**WHAT IS BEING ASKED**: Copy exactly the lines of the records below, starting at the line that contains "Give me a plain-text" and continuing through the last line, both included; omit any pictures.

━━━ SOURCE RECORDS

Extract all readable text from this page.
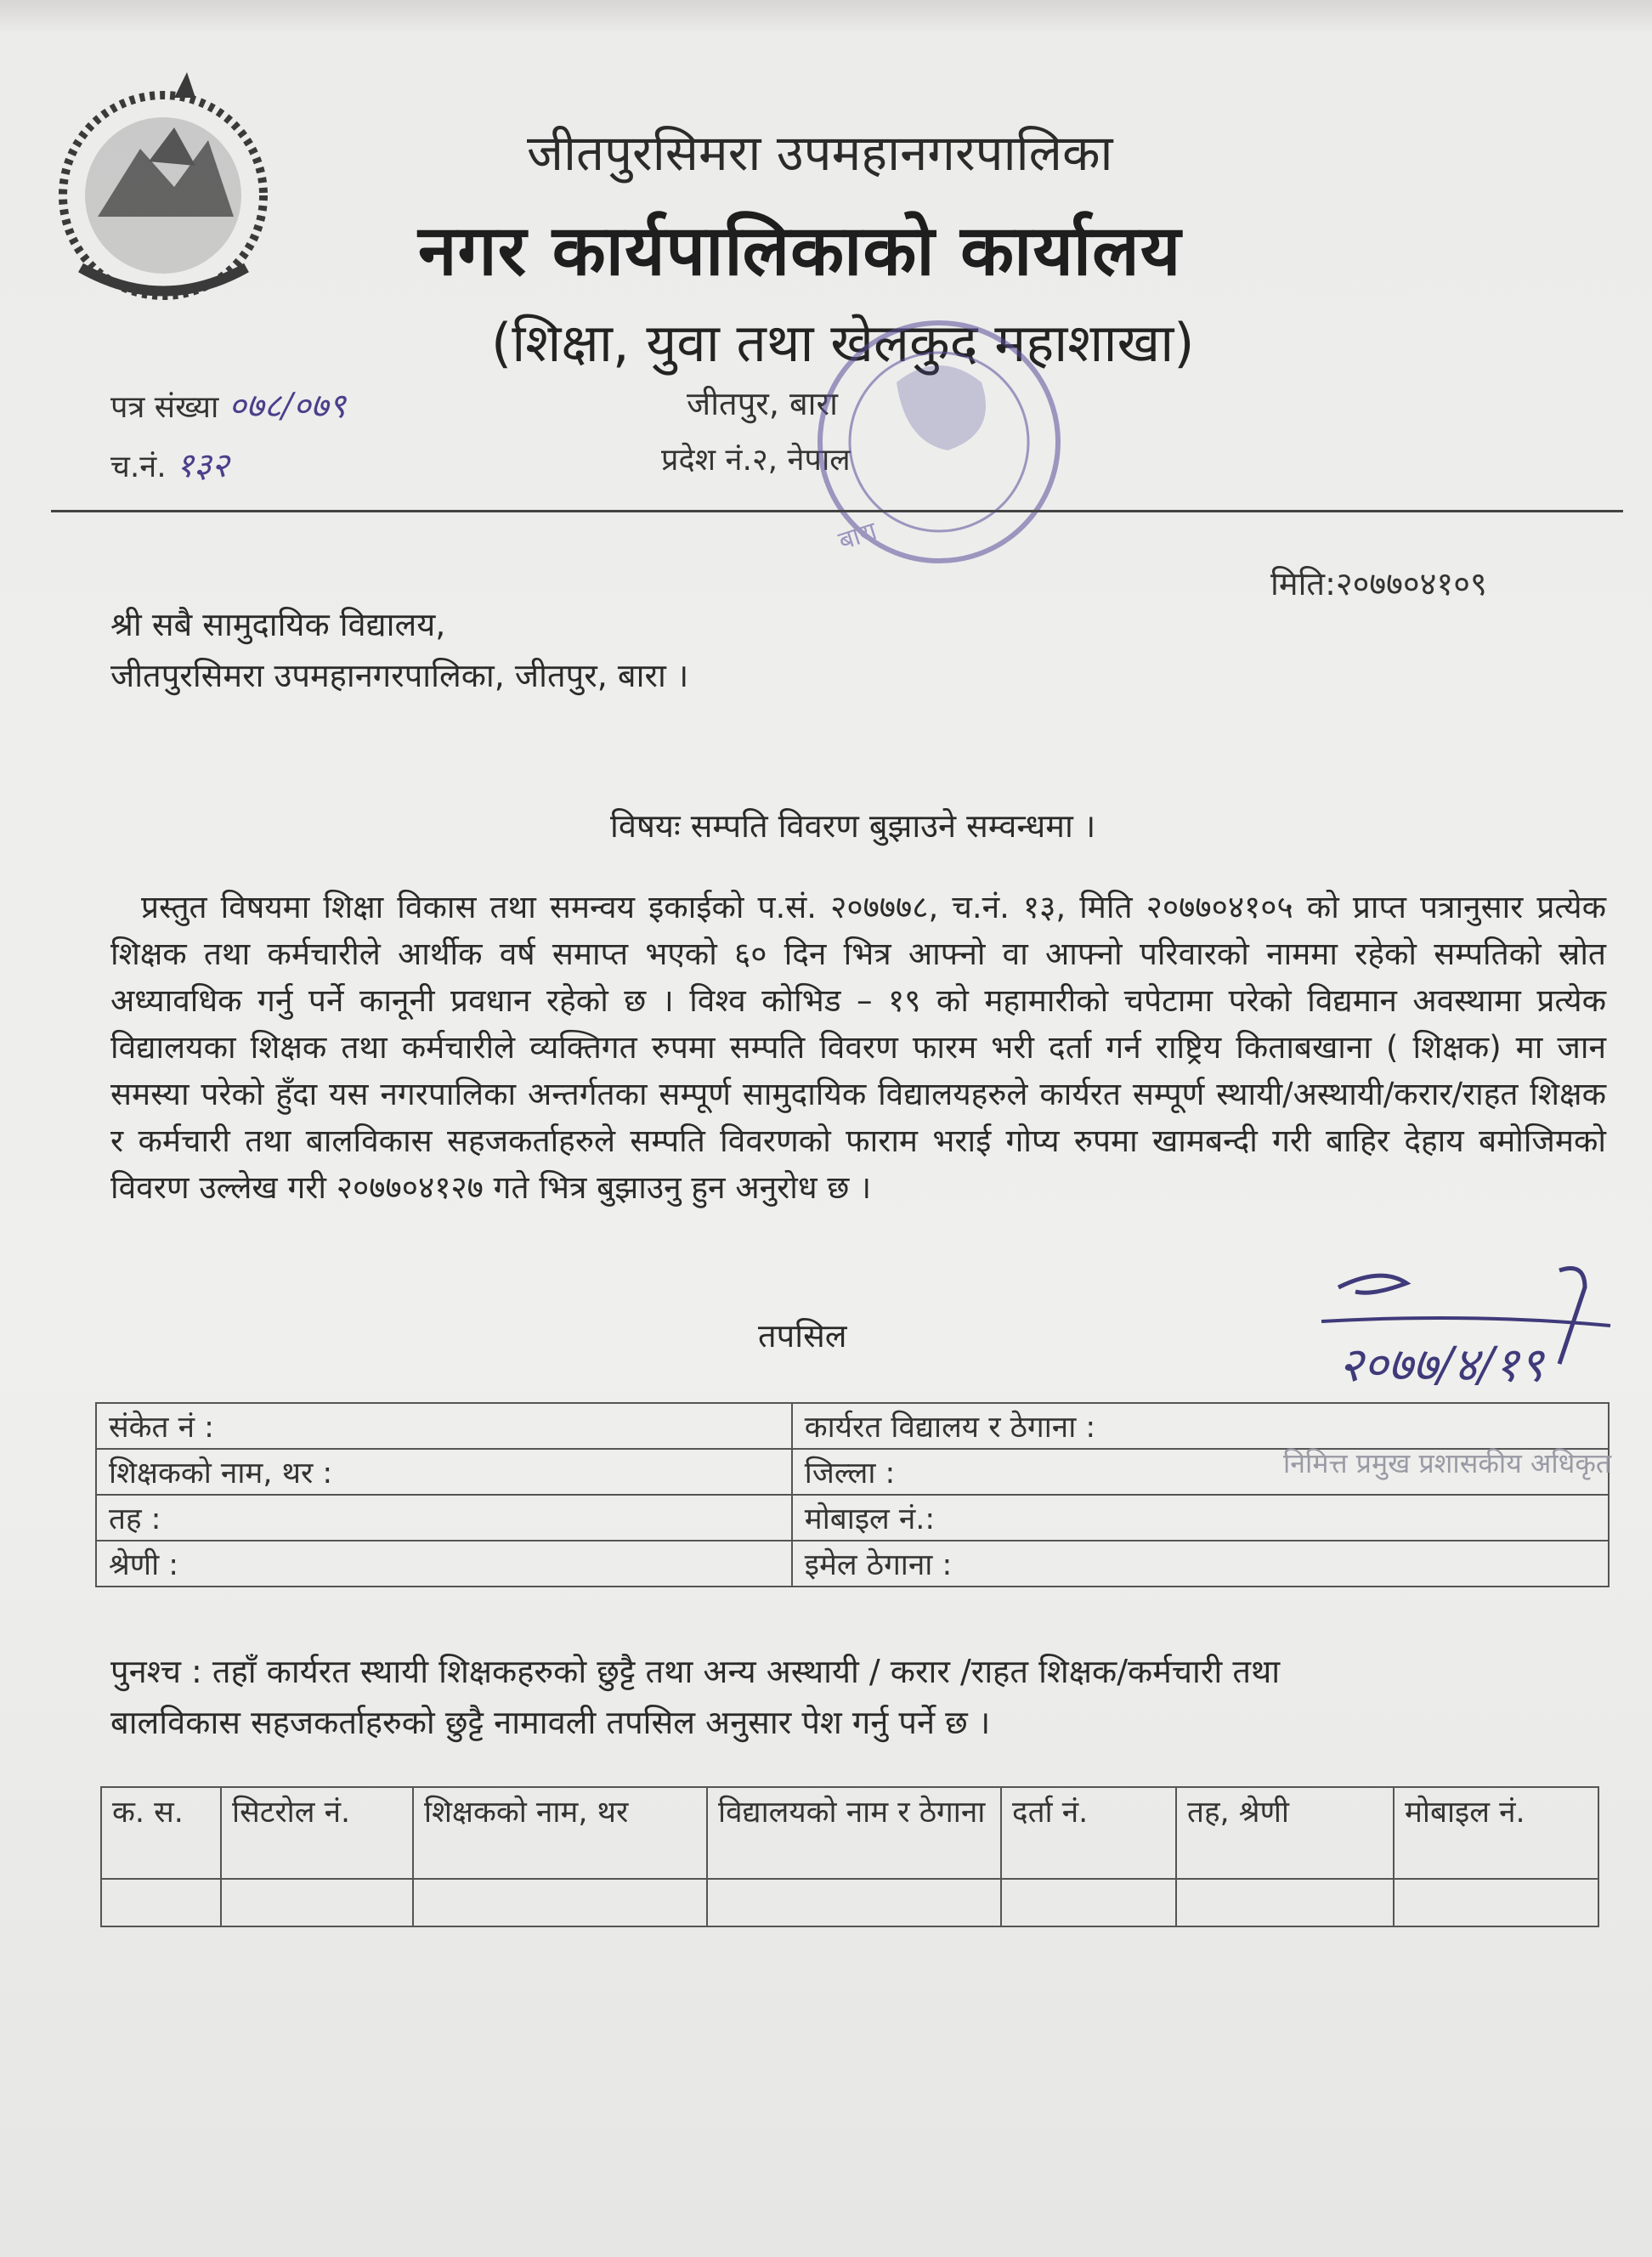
जीतपुरसिमरा उपमहानगरपालिका
नगर कार्यपालिकाको कार्यालय
(शिक्षा, युवा तथा खेलकुद महाशाखा)
पत्र संख्या ०७८/०७९
च.नं. १३२
जीतपुर, बारा
प्रदेश नं.२, नेपाल
बारा
मिति:२०७७०४१०९
श्री सबै सामुदायिक विद्यालय,
जीतपुरसिमरा उपमहानगरपालिका, जीतपुर, बारा ।
विषयः सम्पति विवरण बुझाउने सम्वन्धमा ।
प्रस्तुत विषयमा शिक्षा विकास तथा समन्वय इकाईको प.सं. २०७७७८, च.नं. १३, मिति २०७७०४१०५ को प्राप्त पत्रानुसार प्रत्येक शिक्षक तथा कर्मचारीले आर्थीक वर्ष समाप्त भएको ६० दिन भित्र आफ्नो वा आफ्नो परिवारको नाममा रहेको सम्पतिको स्रोत अध्यावधिक गर्नु पर्ने कानूनी प्रवधान रहेको छ । विश्व कोभिड – १९ को महामारीको चपेटामा परेको विद्यमान अवस्थामा प्रत्येक विद्यालयका शिक्षक तथा कर्मचारीले व्यक्तिगत रुपमा सम्पति विवरण फारम भरी दर्ता गर्न राष्ट्रिय किताबखाना ( शिक्षक) मा जान समस्या परेको हुँदा यस नगरपालिका अन्तर्गतका सम्पूर्ण सामुदायिक विद्यालयहरुले कार्यरत सम्पूर्ण स्थायी/अस्थायी/करार/राहत शिक्षक र कर्मचारी तथा बालविकास सहजकर्ताहरुले सम्पति विवरणको फाराम भराई गोप्य रुपमा खामबन्दी गरी बाहिर देहाय बमोजिमको विवरण उल्लेख गरी २०७७०४१२७ गते भित्र बुझाउनु हुन अनुरोध छ ।
तपसिल
२०७७/४/१९
संकेत नं :	कार्यरत विद्यालय र ठेगाना :
शिक्षकको नाम, थर :	जिल्ला :
तह :	मोबाइल नं.:
श्रेणी :	इमेल ठेगाना :
निमित्त प्रमुख प्रशासकीय अधिकृत
पुनश्च : तहाँ कार्यरत स्थायी शिक्षकहरुको छुट्टै तथा अन्य अस्थायी / करार /राहत शिक्षक/कर्मचारी तथा
बालविकास सहजकर्ताहरुको छुट्टै नामावली तपसिल अनुसार पेश गर्नु पर्ने छ ।
क. स.	सिटरोल नं.	शिक्षकको नाम, थर	विद्यालयको नाम र ठेगाना	दर्ता नं.	तह, श्रेणी	मोबाइल नं.
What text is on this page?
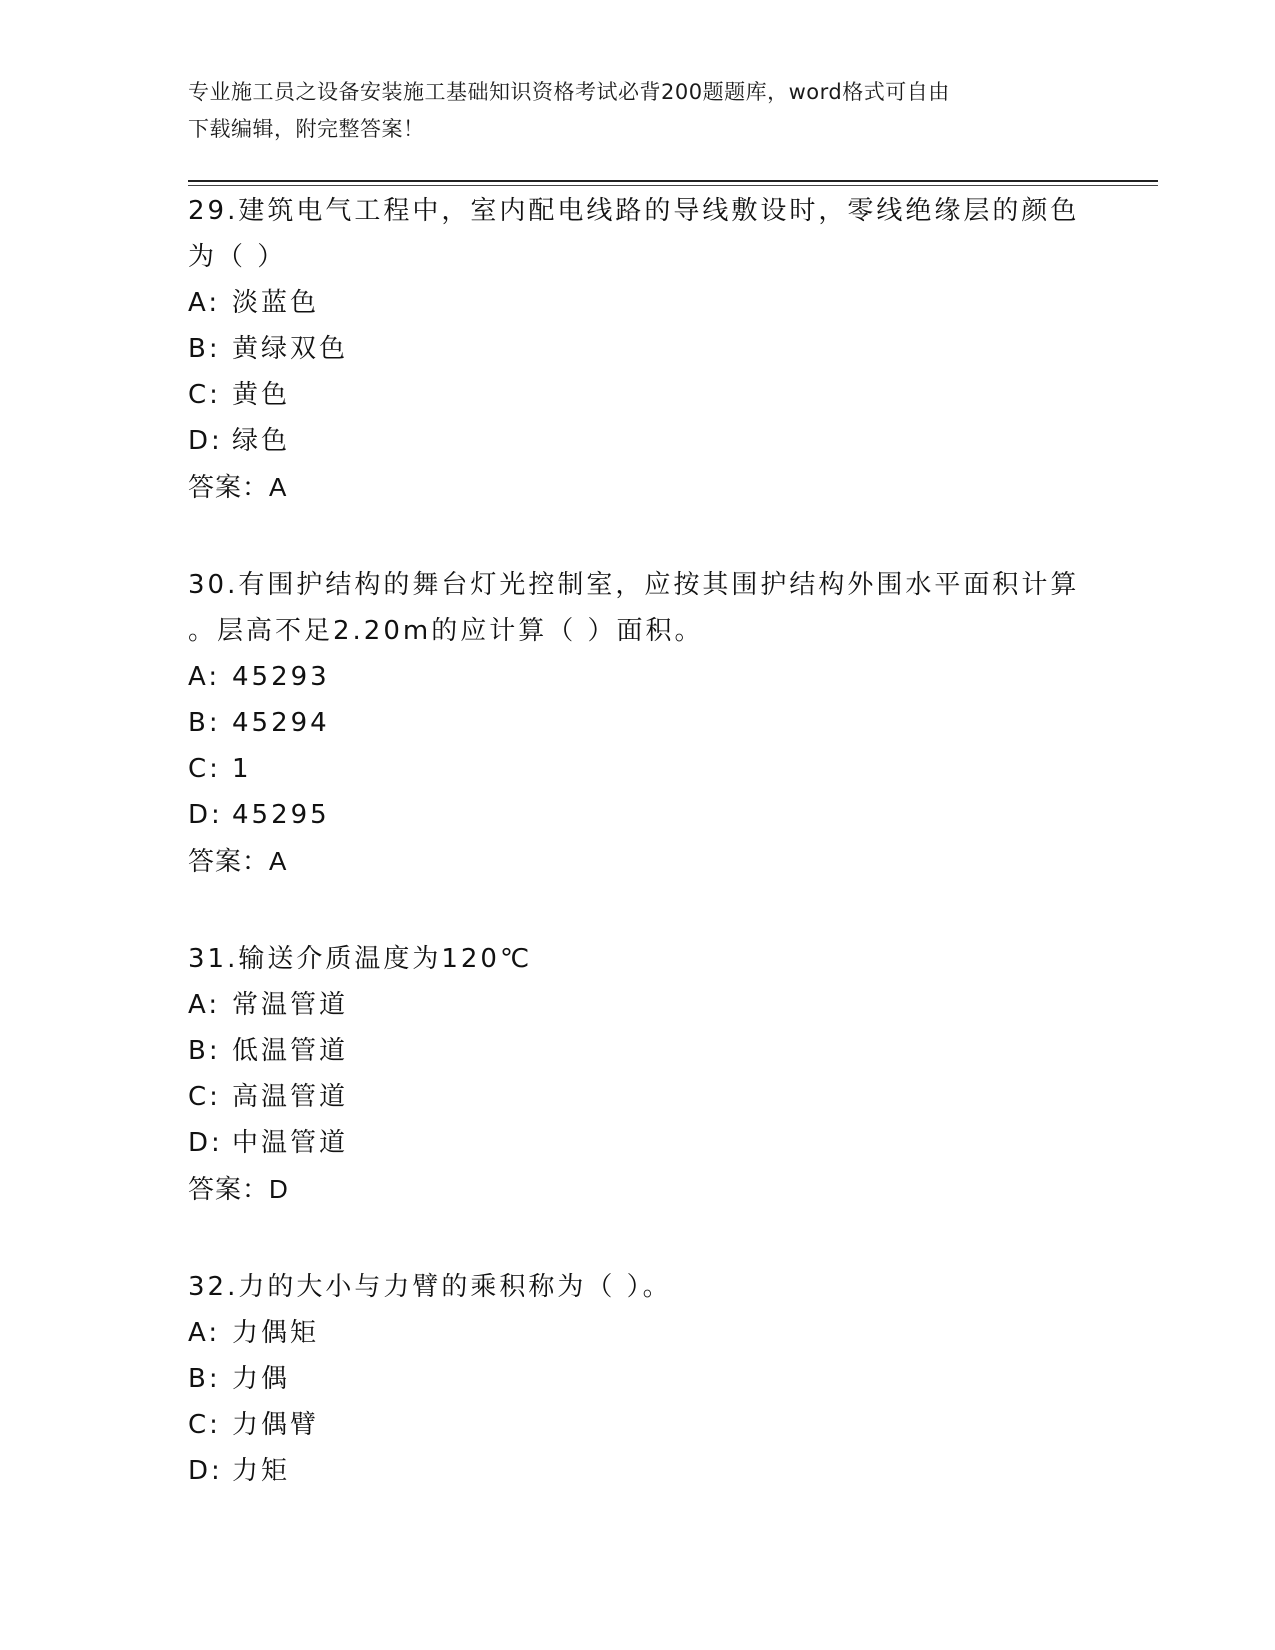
专业施工员之设备安装施工基础知识资格考试必背200题题库，word格式可自由
下载编辑，附完整答案！
29.建筑电气工程中，室内配电线路的导线敷设时，零线绝缘层的颜色
为（ ）
A: 淡蓝色
B: 黄绿双色
C: 黄色
D: 绿色
答案：A
30.有围护结构的舞台灯光控制室，应按其围护结构外围水平面积计算
。层高不足2.20m的应计算（ ）面积。
A: 45293
B: 45294
C: 1
D: 45295
答案：A
31.输送介质温度为120℃
A: 常温管道
B: 低温管道
C: 高温管道
D: 中温管道
答案：D
32.力的大小与力臂的乘积称为（ ）。
A: 力偶矩
B: 力偶
C: 力偶臂
D: 力矩
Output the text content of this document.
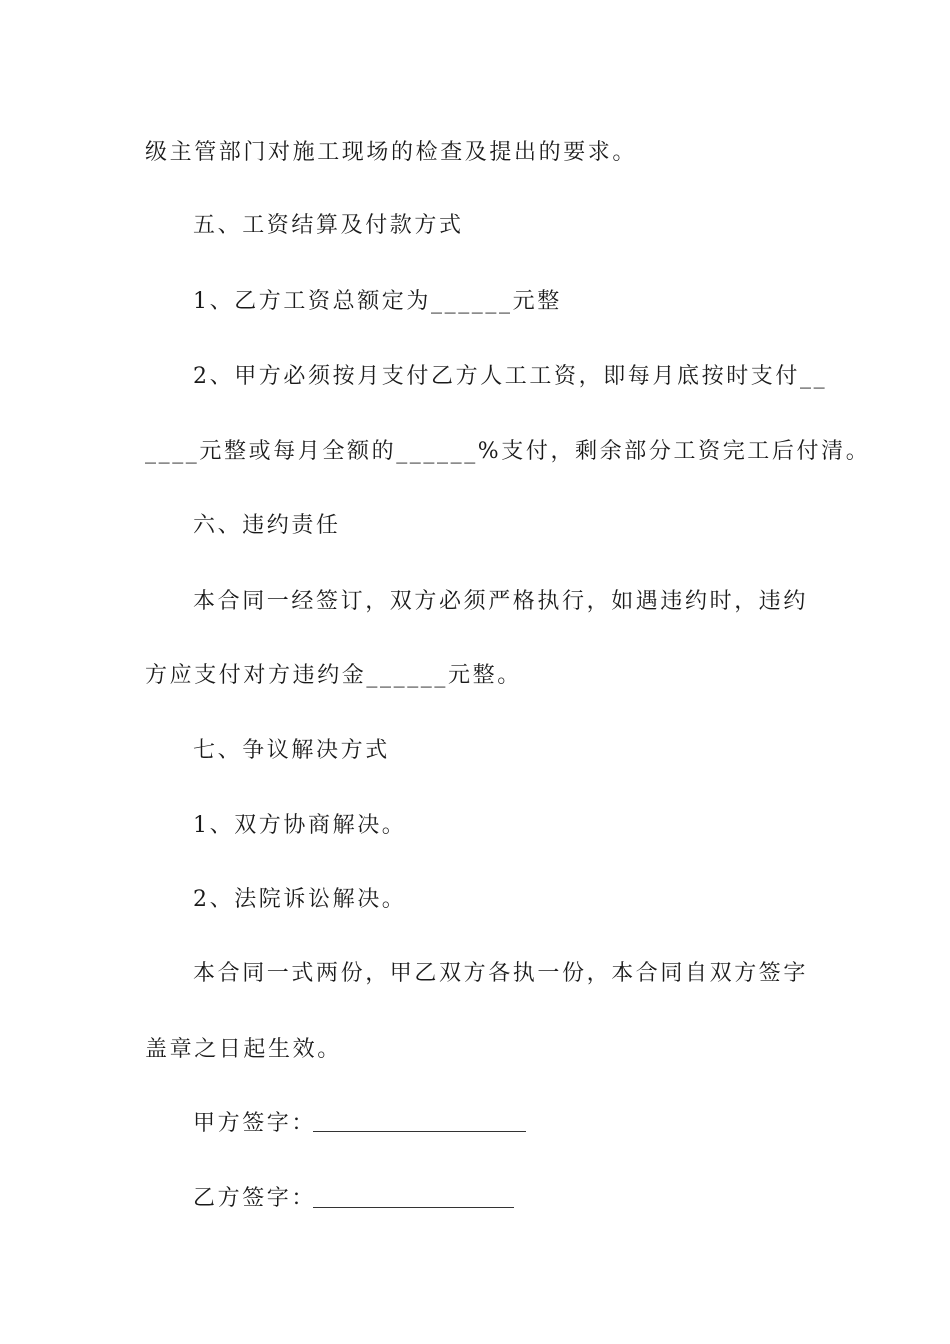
级主管部门对施工现场的检查及提出的要求。
五、工资结算及付款方式
1、乙方工资总额定为______元整
2、甲方必须按月支付乙方人工工资，即每月底按时支付__
____元整或每月全额的______%支付，剩余部分工资完工后付清。
六、违约责任
本合同一经签订，双方必须严格执行，如遇违约时，违约
方应支付对方违约金______元整。
七、争议解决方式
1、双方协商解决。
2、法院诉讼解决。
本合同一式两份，甲乙双方各执一份，本合同自双方签字
盖章之日起生效。
甲方签字：
乙方签字：
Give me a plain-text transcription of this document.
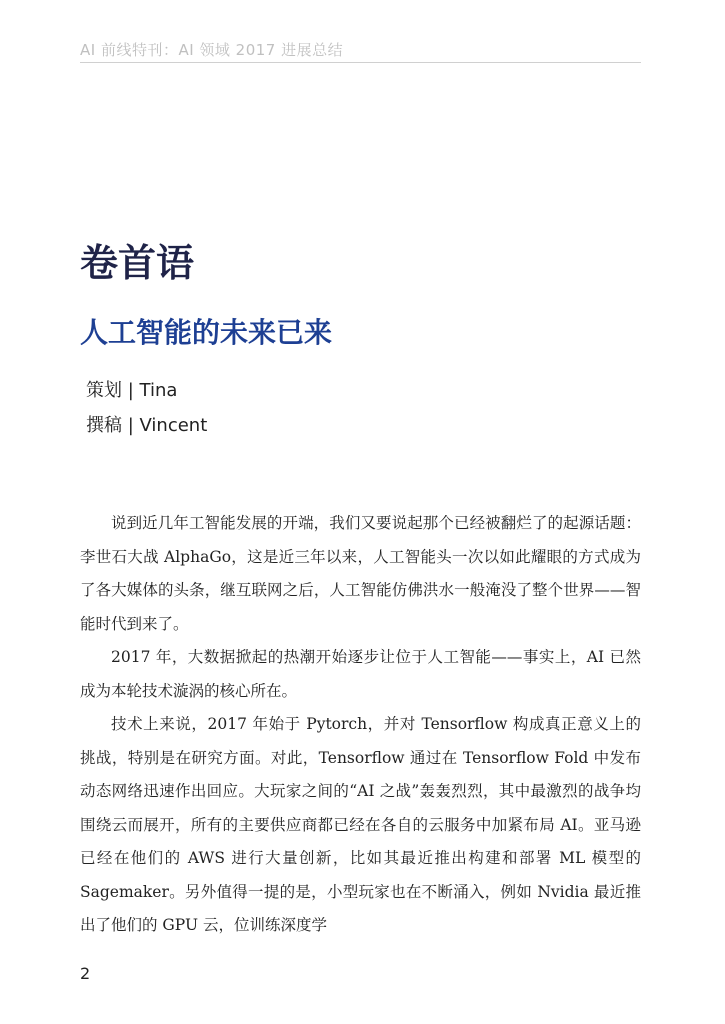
AI 前线特刊：AI 领域 2017 进展总结
卷首语
人工智能的未来已来
策划 | Tina
撰稿 | Vincent

说到近几年工智能发展的开端，我们又要说起那个已经被翻烂了的起源话题：李世石大战 AlphaGo，这是近三年以来，人工智能头一次以如此耀眼的方式成为了各大媒体的头条，继互联网之后，人工智能仿佛洪水一般淹没了整个世界——智能时代到来了。

2017 年，大数据掀起的热潮开始逐步让位于人工智能——事实上，AI 已然成为本轮技术漩涡的核心所在。

技术上来说，2017 年始于 Pytorch，并对 Tensorflow 构成真正意义上的挑战，特别是在研究方面。对此，Tensorflow 通过在 Tensorflow Fold 中发布动态网络迅速作出回应。大玩家之间的“AI 之战”轰轰烈烈，其中最激烈的战争均围绕云而展开，所有的主要供应商都已经在各自的云服务中加紧布局 AI。亚马逊已经在他们的 AWS 进行大量创新，比如其最近推出构建和部署 ML 模型的 Sagemaker。另外值得一提的是，小型玩家也在不断涌入，例如 Nvidia 最近推出了他们的 GPU 云，位训练深度学

2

━━━━━━

**FINAL RESULT**:
Give me a plain-text transcription of this document.
AI 前线特刊：AI 领域 2017 进展总结
卷首语
人工智能的未来已来
策划 | Tina
撰稿 | Vincent

说到近几年工智能发展的开端，我们又要说起那个已经被翻烂了的起源话题：李世石大战 AlphaGo，这是近三年以来，人工智能头一次以如此耀眼的方式成为了各大媒体的头条，继互联网之后，人工智能仿佛洪水一般淹没了整个世界——智能时代到来了。

2017 年，大数据掀起的热潮开始逐步让位于人工智能——事实上，AI 已然成为本轮技术漩涡的核心所在。

技术上来说，2017 年始于 Pytorch，并对 Tensorflow 构成真正意义上的挑战，特别是在研究方面。对此，Tensorflow 通过在 Tensorflow Fold 中发布动态网络迅速作出回应。大玩家之间的“AI 之战”轰轰烈烈，其中最激烈的战争均围绕云而展开，所有的主要供应商都已经在各自的云服务中加紧布局 AI。亚马逊已经在他们的 AWS 进行大量创新，比如其最近推出构建和部署 ML 模型的 Sagemaker。另外值得一提的是，小型玩家也在不断涌入，例如 Nvidia 最近推出了他们的 GPU 云，位训练深度学

2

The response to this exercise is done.